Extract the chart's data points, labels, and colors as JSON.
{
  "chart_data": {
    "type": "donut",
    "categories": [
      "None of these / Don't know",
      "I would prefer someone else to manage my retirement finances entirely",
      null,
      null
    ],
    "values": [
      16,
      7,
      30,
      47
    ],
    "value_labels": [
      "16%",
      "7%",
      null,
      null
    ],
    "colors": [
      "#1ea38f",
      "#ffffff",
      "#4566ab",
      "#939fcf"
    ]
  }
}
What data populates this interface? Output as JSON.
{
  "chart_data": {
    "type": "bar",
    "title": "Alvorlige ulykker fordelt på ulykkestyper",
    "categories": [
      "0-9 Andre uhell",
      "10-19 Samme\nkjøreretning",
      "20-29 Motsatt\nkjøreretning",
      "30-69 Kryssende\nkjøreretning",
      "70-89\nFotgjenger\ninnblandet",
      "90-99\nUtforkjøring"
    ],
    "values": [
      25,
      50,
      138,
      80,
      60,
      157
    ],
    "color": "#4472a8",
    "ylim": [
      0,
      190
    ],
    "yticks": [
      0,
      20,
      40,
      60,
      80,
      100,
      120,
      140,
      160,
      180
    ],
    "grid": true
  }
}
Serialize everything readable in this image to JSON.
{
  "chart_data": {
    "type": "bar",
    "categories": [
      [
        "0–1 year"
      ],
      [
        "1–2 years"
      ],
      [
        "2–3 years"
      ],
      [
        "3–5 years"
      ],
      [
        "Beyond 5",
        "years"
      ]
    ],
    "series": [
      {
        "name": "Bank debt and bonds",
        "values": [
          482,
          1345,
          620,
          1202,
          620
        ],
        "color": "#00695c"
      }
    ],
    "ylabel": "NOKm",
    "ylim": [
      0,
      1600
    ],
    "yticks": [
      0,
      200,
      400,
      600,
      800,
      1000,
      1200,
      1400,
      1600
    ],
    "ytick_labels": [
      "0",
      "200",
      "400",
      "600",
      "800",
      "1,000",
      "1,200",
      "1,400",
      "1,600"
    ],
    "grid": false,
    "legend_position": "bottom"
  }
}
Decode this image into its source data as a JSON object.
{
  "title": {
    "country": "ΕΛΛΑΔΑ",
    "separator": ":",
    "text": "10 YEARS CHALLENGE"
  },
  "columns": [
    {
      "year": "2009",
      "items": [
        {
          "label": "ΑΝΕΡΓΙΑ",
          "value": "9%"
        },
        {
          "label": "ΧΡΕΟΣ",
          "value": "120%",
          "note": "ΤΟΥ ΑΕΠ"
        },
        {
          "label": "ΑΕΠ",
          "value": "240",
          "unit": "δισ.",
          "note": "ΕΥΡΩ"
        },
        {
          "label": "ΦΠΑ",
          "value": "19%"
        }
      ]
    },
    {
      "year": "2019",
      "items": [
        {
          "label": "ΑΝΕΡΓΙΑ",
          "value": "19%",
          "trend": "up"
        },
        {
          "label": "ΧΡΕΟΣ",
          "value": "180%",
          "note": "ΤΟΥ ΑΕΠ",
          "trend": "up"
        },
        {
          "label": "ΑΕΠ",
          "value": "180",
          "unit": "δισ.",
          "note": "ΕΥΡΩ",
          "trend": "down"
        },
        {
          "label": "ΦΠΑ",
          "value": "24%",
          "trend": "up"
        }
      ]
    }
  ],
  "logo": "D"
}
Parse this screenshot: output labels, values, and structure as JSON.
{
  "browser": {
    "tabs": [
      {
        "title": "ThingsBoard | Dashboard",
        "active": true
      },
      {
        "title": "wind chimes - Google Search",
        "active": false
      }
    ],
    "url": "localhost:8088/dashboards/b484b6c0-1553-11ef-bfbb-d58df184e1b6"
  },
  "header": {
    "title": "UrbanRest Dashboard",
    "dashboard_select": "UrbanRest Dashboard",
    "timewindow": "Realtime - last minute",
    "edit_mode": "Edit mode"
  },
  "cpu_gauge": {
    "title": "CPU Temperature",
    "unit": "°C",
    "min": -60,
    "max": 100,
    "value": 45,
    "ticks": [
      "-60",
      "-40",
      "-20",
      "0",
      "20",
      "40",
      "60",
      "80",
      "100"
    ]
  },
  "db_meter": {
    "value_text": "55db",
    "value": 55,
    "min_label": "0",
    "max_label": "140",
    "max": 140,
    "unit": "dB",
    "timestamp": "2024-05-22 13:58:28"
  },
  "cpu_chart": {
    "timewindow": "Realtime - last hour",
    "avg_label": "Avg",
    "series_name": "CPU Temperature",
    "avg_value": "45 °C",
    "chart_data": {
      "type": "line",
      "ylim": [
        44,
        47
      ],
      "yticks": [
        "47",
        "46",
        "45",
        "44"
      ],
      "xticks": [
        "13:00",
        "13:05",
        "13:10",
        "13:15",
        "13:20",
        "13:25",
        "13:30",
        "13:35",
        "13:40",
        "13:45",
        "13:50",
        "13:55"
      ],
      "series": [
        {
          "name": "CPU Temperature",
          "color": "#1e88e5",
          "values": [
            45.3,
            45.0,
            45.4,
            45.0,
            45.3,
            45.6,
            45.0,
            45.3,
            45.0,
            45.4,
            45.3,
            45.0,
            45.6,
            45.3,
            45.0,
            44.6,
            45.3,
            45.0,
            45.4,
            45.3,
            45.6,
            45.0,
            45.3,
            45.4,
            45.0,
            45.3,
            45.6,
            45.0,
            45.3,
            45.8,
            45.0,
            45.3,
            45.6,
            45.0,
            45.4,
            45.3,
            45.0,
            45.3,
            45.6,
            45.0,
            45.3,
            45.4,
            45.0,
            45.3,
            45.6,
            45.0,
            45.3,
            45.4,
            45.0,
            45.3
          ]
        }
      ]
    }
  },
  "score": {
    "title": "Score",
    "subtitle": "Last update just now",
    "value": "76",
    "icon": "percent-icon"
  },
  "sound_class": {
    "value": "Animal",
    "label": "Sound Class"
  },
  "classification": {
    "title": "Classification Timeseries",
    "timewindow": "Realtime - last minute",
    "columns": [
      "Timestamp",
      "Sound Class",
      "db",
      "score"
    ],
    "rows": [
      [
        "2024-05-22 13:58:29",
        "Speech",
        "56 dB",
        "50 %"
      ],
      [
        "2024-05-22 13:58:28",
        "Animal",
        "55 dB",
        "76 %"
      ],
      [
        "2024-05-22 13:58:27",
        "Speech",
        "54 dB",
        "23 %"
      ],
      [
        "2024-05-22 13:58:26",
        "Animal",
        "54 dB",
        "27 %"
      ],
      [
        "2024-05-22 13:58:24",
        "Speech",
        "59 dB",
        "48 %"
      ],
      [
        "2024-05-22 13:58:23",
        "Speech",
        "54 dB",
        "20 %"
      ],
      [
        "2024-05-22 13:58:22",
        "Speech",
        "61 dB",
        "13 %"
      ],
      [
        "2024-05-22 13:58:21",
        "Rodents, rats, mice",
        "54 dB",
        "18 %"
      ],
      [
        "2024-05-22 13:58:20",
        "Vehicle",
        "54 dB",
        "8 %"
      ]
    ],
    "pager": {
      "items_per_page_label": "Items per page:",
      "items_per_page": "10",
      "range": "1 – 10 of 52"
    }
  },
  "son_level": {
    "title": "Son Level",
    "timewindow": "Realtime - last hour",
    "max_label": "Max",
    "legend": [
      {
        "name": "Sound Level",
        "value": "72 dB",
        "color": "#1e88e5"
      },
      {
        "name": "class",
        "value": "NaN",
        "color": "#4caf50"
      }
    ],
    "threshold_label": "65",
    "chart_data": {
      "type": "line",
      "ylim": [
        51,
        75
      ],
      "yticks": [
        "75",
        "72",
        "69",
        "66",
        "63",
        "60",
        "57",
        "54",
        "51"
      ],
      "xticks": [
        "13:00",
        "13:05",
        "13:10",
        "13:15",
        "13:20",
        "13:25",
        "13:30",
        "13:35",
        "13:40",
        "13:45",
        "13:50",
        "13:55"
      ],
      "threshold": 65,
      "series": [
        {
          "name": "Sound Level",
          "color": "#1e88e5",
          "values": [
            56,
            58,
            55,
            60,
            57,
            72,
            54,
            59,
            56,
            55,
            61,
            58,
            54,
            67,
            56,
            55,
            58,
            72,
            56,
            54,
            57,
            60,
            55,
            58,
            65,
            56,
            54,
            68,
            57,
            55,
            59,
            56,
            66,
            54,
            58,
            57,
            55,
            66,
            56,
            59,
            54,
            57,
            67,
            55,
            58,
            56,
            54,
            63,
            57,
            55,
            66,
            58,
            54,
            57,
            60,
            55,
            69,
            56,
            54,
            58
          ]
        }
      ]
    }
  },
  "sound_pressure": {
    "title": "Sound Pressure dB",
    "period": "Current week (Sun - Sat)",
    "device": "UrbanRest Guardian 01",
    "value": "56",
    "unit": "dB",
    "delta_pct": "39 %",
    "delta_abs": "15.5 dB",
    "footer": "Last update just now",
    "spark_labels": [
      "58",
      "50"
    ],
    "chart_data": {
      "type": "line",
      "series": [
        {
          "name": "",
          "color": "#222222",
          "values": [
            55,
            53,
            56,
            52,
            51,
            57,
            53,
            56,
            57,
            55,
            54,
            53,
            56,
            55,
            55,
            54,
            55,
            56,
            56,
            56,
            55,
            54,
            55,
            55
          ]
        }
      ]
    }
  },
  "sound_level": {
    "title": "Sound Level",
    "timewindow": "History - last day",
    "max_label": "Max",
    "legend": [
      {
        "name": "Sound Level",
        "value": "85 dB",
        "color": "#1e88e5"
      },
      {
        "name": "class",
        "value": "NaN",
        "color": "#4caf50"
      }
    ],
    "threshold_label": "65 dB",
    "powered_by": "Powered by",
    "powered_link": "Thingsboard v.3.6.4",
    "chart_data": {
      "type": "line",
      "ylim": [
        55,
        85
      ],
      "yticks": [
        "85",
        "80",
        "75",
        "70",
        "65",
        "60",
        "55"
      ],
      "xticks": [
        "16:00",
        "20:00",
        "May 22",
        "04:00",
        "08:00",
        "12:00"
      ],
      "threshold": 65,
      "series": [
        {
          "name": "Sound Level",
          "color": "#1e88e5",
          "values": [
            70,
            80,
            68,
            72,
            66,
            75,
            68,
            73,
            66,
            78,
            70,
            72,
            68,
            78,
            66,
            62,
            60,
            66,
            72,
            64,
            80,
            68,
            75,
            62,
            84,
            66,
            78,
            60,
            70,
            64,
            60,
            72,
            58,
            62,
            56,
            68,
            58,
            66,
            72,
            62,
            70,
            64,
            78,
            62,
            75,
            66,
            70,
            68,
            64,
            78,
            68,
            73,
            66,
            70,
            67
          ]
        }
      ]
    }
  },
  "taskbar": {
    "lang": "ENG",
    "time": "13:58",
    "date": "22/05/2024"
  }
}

--

• _YOUR TASK_
Look through the lines above and collect those with the word "nkjøreretning".

• _EXERCISE RESPONSE_
      "10-19 Samme\nkjøreretning",
      "20-29 Motsatt\nkjøreretning",
      "30-69 Kryssende\nkjøreretning",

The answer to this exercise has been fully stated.